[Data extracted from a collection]
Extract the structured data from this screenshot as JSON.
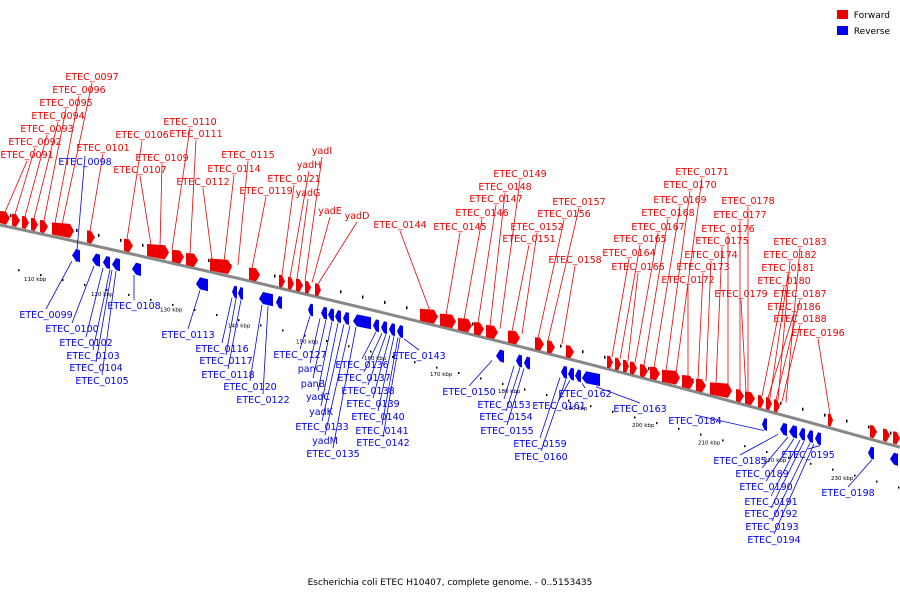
{
  "caption": "Escherichia coli ETEC H10407, complete genome. - 0..5153435",
  "colors": {
    "forward": "#ee0000",
    "reverse": "#0000ee",
    "backbone": "#888888"
  },
  "legend": [
    {
      "label": "Forward",
      "color": "#ee0000"
    },
    {
      "label": "Reverse",
      "color": "#0000ee"
    }
  ],
  "ticks": [
    "110 kbp",
    "120 kbp",
    "130 kbp",
    "140 kbp",
    "150 kbp",
    "160 kbp",
    "170 kbp",
    "180 kbp",
    "190 kbp",
    "200 kbp",
    "210 kbp",
    "220 kbp",
    "230 kbp"
  ],
  "forward_labels": [
    "ETEC_0091",
    "ETEC_0092",
    "ETEC_0093",
    "ETEC_0094",
    "ETEC_0095",
    "ETEC_0096",
    "ETEC_0097",
    "ETEC_0101",
    "ETEC_0106",
    "ETEC_0107",
    "ETEC_0109",
    "ETEC_0110",
    "ETEC_0111",
    "ETEC_0112",
    "ETEC_0114",
    "ETEC_0115",
    "ETEC_0119",
    "ETEC_0121",
    "yadH",
    "yadG",
    "yadI",
    "yadE",
    "yadD",
    "ETEC_0144",
    "ETEC_0145",
    "ETEC_0146",
    "ETEC_0147",
    "ETEC_0148",
    "ETEC_0149",
    "ETEC_0151",
    "ETEC_0152",
    "ETEC_0156",
    "ETEC_0157",
    "ETEC_0158",
    "ETEC_0164",
    "ETEC_0165",
    "ETEC_0166",
    "ETEC_0167",
    "ETEC_0168",
    "ETEC_0169",
    "ETEC_0170",
    "ETEC_0171",
    "ETEC_0172",
    "ETEC_0173",
    "ETEC_0174",
    "ETEC_0175",
    "ETEC_0176",
    "ETEC_0177",
    "ETEC_0178",
    "ETEC_0179",
    "ETEC_0180",
    "ETEC_0181",
    "ETEC_0182",
    "ETEC_0183",
    "ETEC_0186",
    "ETEC_0187",
    "ETEC_0188",
    "ETEC_0196"
  ],
  "reverse_labels": [
    "ETEC_0098",
    "ETEC_0099",
    "ETEC_0100",
    "ETEC_0102",
    "ETEC_0103",
    "ETEC_0104",
    "ETEC_0105",
    "ETEC_0108",
    "ETEC_0113",
    "ETEC_0116",
    "ETEC_0117",
    "ETEC_0118",
    "ETEC_0120",
    "ETEC_0122",
    "ETEC_0127",
    "panC",
    "panB",
    "yadC",
    "yadK",
    "ETEC_0133",
    "yadM",
    "ETEC_0135",
    "ETEC_0136",
    "ETEC_0137",
    "ETEC_0138",
    "ETEC_0139",
    "ETEC_0140",
    "ETEC_0141",
    "ETEC_0142",
    "ETEC_0143",
    "ETEC_0150",
    "ETEC_0153",
    "ETEC_0154",
    "ETEC_0155",
    "ETEC_0159",
    "ETEC_0160",
    "ETEC_0161",
    "ETEC_0162",
    "ETEC_0163",
    "ETEC_0184",
    "ETEC_0185",
    "ETEC_0189",
    "ETEC_0190",
    "ETEC_0191",
    "ETEC_0192",
    "ETEC_0193",
    "ETEC_0194",
    "ETEC_0195",
    "ETEC_0198"
  ]
}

◆ YOUR TASK
Pictures are to be omitted; otherwise, write out the data exactly as it appears.

◆ COMPLETED TASK
Extract the structured data from this screenshot as JSON.
{
  "caption": "Escherichia coli ETEC H10407, complete genome. - 0..5153435",
  "colors": {
    "forward": "#ee0000",
    "reverse": "#0000ee",
    "backbone": "#888888"
  },
  "legend": [
    {
      "label": "Forward",
      "color": "#ee0000"
    },
    {
      "label": "Reverse",
      "color": "#0000ee"
    }
  ],
  "ticks": [
    "110 kbp",
    "120 kbp",
    "130 kbp",
    "140 kbp",
    "150 kbp",
    "160 kbp",
    "170 kbp",
    "180 kbp",
    "190 kbp",
    "200 kbp",
    "210 kbp",
    "220 kbp",
    "230 kbp"
  ],
  "forward_labels": [
    "ETEC_0091",
    "ETEC_0092",
    "ETEC_0093",
    "ETEC_0094",
    "ETEC_0095",
    "ETEC_0096",
    "ETEC_0097",
    "ETEC_0101",
    "ETEC_0106",
    "ETEC_0107",
    "ETEC_0109",
    "ETEC_0110",
    "ETEC_0111",
    "ETEC_0112",
    "ETEC_0114",
    "ETEC_0115",
    "ETEC_0119",
    "ETEC_0121",
    "yadH",
    "yadG",
    "yadI",
    "yadE",
    "yadD",
    "ETEC_0144",
    "ETEC_0145",
    "ETEC_0146",
    "ETEC_0147",
    "ETEC_0148",
    "ETEC_0149",
    "ETEC_0151",
    "ETEC_0152",
    "ETEC_0156",
    "ETEC_0157",
    "ETEC_0158",
    "ETEC_0164",
    "ETEC_0165",
    "ETEC_0166",
    "ETEC_0167",
    "ETEC_0168",
    "ETEC_0169",
    "ETEC_0170",
    "ETEC_0171",
    "ETEC_0172",
    "ETEC_0173",
    "ETEC_0174",
    "ETEC_0175",
    "ETEC_0176",
    "ETEC_0177",
    "ETEC_0178",
    "ETEC_0179",
    "ETEC_0180",
    "ETEC_0181",
    "ETEC_0182",
    "ETEC_0183",
    "ETEC_0186",
    "ETEC_0187",
    "ETEC_0188",
    "ETEC_0196"
  ],
  "reverse_labels": [
    "ETEC_0098",
    "ETEC_0099",
    "ETEC_0100",
    "ETEC_0102",
    "ETEC_0103",
    "ETEC_0104",
    "ETEC_0105",
    "ETEC_0108",
    "ETEC_0113",
    "ETEC_0116",
    "ETEC_0117",
    "ETEC_0118",
    "ETEC_0120",
    "ETEC_0122",
    "ETEC_0127",
    "panC",
    "panB",
    "yadC",
    "yadK",
    "ETEC_0133",
    "yadM",
    "ETEC_0135",
    "ETEC_0136",
    "ETEC_0137",
    "ETEC_0138",
    "ETEC_0139",
    "ETEC_0140",
    "ETEC_0141",
    "ETEC_0142",
    "ETEC_0143",
    "ETEC_0150",
    "ETEC_0153",
    "ETEC_0154",
    "ETEC_0155",
    "ETEC_0159",
    "ETEC_0160",
    "ETEC_0161",
    "ETEC_0162",
    "ETEC_0163",
    "ETEC_0184",
    "ETEC_0185",
    "ETEC_0189",
    "ETEC_0190",
    "ETEC_0191",
    "ETEC_0192",
    "ETEC_0193",
    "ETEC_0194",
    "ETEC_0195",
    "ETEC_0198"
  ]
}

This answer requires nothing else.